YOUR OBJECTIVE >> Return each line of the records with nothing changed, pictures excepted.

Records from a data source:
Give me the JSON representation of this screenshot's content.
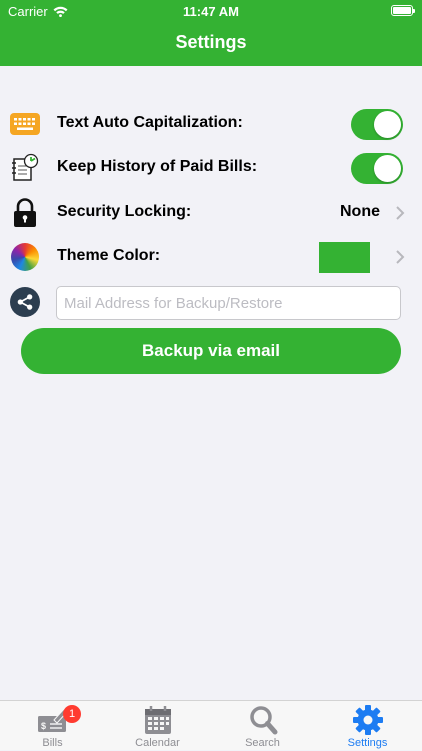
{
  "status_bar": {
    "carrier": "Carrier",
    "time": "11:47 AM"
  },
  "nav": {
    "title": "Settings"
  },
  "colors": {
    "accent": "#34b233",
    "tab_active": "#1d7cf2",
    "tab_inactive": "#8e8e93",
    "badge": "#ff3b30"
  },
  "settings": [
    {
      "label": "Text Auto Capitalization:",
      "icon": "keyboard-icon",
      "control": "toggle",
      "on": true
    },
    {
      "label": "Keep History of Paid Bills:",
      "icon": "history-notepad-icon",
      "control": "toggle",
      "on": true
    },
    {
      "label": "Security Locking:",
      "icon": "lock-icon",
      "control": "disclosure",
      "value": "None"
    },
    {
      "label": "Theme Color:",
      "icon": "color-wheel-icon",
      "control": "color",
      "value_color": "#34b233"
    }
  ],
  "backup": {
    "icon": "share-icon",
    "email_placeholder": "Mail Address for Backup/Restore",
    "email_value": "",
    "button_label": "Backup via email"
  },
  "tabbar": {
    "tabs": [
      {
        "label": "Bills",
        "icon": "bills-check-icon",
        "badge": "1",
        "active": false
      },
      {
        "label": "Calendar",
        "icon": "calendar-icon",
        "active": false
      },
      {
        "label": "Search",
        "icon": "search-icon",
        "active": false
      },
      {
        "label": "Settings",
        "icon": "gear-icon",
        "active": true
      }
    ]
  }
}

THE RESPONSE >>
Give me the JSON representation of this screenshot's content.
{
  "status_bar": {
    "carrier": "Carrier",
    "time": "11:47 AM"
  },
  "nav": {
    "title": "Settings"
  },
  "colors": {
    "accent": "#34b233",
    "tab_active": "#1d7cf2",
    "tab_inactive": "#8e8e93",
    "badge": "#ff3b30"
  },
  "settings": [
    {
      "label": "Text Auto Capitalization:",
      "icon": "keyboard-icon",
      "control": "toggle",
      "on": true
    },
    {
      "label": "Keep History of Paid Bills:",
      "icon": "history-notepad-icon",
      "control": "toggle",
      "on": true
    },
    {
      "label": "Security Locking:",
      "icon": "lock-icon",
      "control": "disclosure",
      "value": "None"
    },
    {
      "label": "Theme Color:",
      "icon": "color-wheel-icon",
      "control": "color",
      "value_color": "#34b233"
    }
  ],
  "backup": {
    "icon": "share-icon",
    "email_placeholder": "Mail Address for Backup/Restore",
    "email_value": "",
    "button_label": "Backup via email"
  },
  "tabbar": {
    "tabs": [
      {
        "label": "Bills",
        "icon": "bills-check-icon",
        "badge": "1",
        "active": false
      },
      {
        "label": "Calendar",
        "icon": "calendar-icon",
        "active": false
      },
      {
        "label": "Search",
        "icon": "search-icon",
        "active": false
      },
      {
        "label": "Settings",
        "icon": "gear-icon",
        "active": true
      }
    ]
  }
}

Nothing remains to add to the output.